PROBLEM DESCRIPTION. Copy out every line containing the word "Prov".

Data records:

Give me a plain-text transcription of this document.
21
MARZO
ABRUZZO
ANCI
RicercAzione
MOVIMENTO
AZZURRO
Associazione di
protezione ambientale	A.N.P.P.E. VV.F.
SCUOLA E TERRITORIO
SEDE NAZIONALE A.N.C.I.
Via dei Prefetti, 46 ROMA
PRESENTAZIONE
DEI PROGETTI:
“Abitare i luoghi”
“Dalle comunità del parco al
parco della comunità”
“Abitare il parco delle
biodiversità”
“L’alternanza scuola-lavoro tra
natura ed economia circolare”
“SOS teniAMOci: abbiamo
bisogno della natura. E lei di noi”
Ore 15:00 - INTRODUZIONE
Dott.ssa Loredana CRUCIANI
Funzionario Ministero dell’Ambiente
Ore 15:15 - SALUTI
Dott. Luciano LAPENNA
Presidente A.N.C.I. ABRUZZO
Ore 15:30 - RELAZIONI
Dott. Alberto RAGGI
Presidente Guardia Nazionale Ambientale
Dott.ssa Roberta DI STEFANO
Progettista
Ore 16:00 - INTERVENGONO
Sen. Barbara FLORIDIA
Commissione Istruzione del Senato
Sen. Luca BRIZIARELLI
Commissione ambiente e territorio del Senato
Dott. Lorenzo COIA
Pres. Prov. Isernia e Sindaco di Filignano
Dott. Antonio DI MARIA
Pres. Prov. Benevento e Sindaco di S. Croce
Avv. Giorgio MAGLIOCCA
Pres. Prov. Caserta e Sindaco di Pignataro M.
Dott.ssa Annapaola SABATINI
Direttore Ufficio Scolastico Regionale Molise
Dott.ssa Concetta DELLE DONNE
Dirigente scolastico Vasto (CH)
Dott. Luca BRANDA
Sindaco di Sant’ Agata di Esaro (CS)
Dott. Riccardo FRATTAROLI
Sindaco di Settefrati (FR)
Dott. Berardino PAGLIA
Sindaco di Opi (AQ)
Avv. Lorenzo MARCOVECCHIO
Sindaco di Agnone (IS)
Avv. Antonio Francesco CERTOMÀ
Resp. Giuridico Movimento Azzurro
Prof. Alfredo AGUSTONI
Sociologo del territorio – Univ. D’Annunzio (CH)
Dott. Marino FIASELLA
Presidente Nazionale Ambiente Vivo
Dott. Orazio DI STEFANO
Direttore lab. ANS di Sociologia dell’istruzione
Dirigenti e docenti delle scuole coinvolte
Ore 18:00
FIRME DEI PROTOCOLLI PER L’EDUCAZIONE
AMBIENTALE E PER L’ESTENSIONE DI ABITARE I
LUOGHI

TASK RESPONSE.
Pres. Prov. Isernia e Sindaco di Filignano
Pres. Prov. Benevento e Sindaco di S. Croce
Pres. Prov. Caserta e Sindaco di Pignataro M.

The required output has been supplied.